Given instruction: Please report every line from the material that contains the word "consumption".
─── Entries provided
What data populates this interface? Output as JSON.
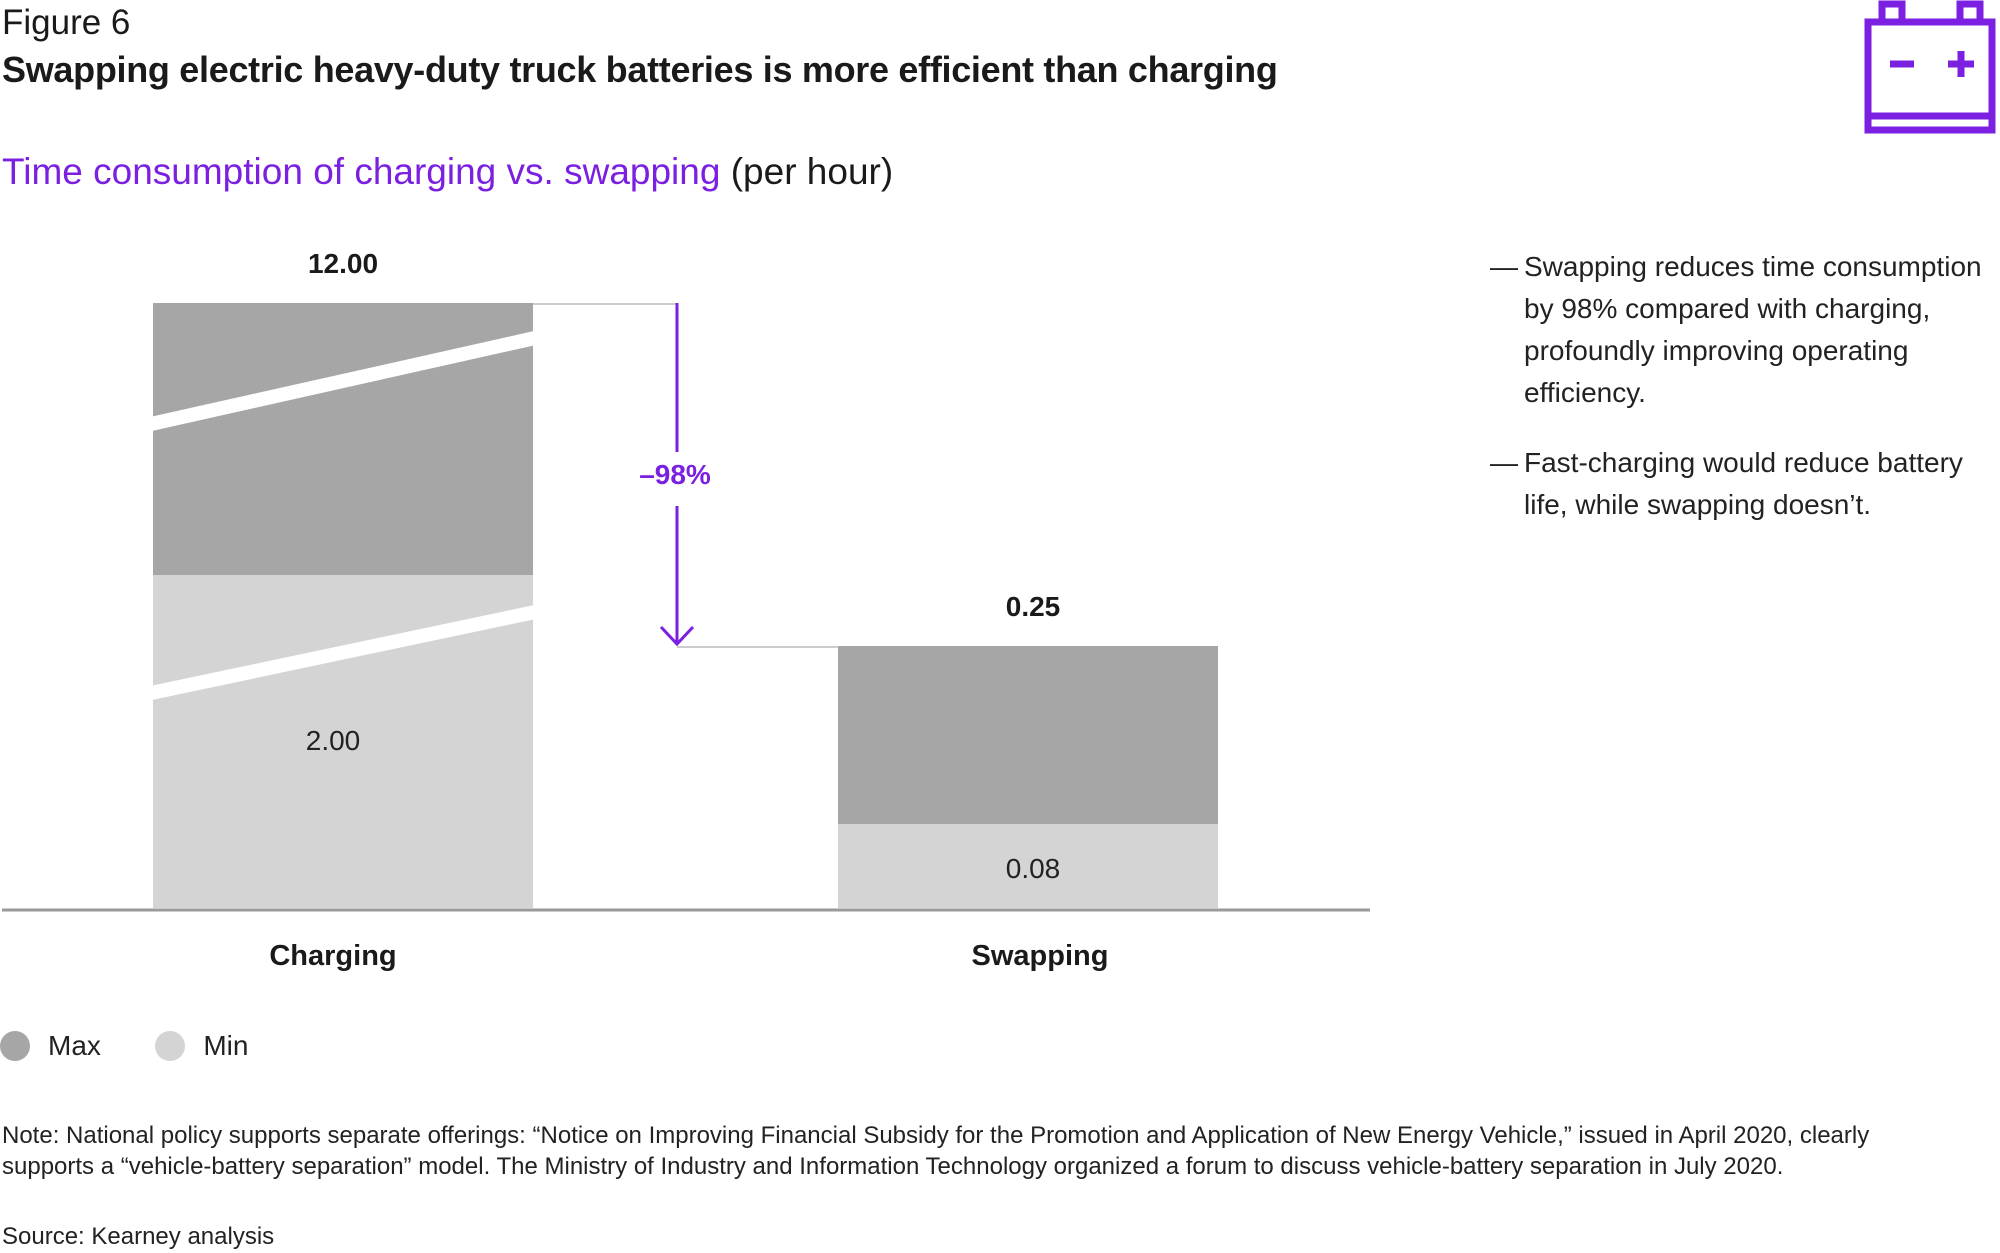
{
  "figure_label": "Figure 6",
  "title": "Swapping electric heavy-duty truck batteries is more efficient than charging",
  "subtitle": {
    "accent": "Time consumption of charging vs. swapping",
    "rest": " (per hour)"
  },
  "bullets": [
    "Swapping reduces time consumption by 98% compared with charging, profoundly improving operating efficiency.",
    "Fast-charging would reduce battery life, while swapping doesn’t."
  ],
  "bullet_dash": "—",
  "legend": [
    {
      "label": "Max",
      "color": "#A6A6A6"
    },
    {
      "label": "Min",
      "color": "#D4D4D4"
    }
  ],
  "note": "Note: National policy supports separate offerings: “Notice on Improving Financial Subsidy for the Promotion and Application of New Energy Vehicle,” issued in April 2020, clearly supports a “vehicle-battery separation” model. The Ministry of Industry and Information Technology organized a forum to discuss vehicle-battery separation in July 2020.",
  "source": "Source: Kearney analysis",
  "icon": "battery-icon",
  "colors": {
    "accent": "#7B1FE0",
    "max": "#A6A6A6",
    "min": "#D4D4D4",
    "axis": "#999999"
  },
  "chart_data": {
    "type": "bar",
    "categories": [
      "Charging",
      "Swapping"
    ],
    "series": [
      {
        "name": "Max",
        "values": [
          12.0,
          0.25
        ]
      },
      {
        "name": "Min",
        "values": [
          2.0,
          0.08
        ]
      }
    ],
    "value_labels": {
      "max": [
        "12.00",
        "0.25"
      ],
      "min": [
        "2.00",
        "0.08"
      ]
    },
    "axis_break": [
      true,
      false
    ],
    "change_label": "–98%",
    "xlabel": "",
    "ylabel": "",
    "grid": false,
    "legend_position": "bottom-left"
  }
}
──────
Answer to the problem:
    "accent": "Time consumption of charging vs. swapping",
    "Swapping reduces time consumption by 98% compared with charging, profoundly improving operating efficiency.",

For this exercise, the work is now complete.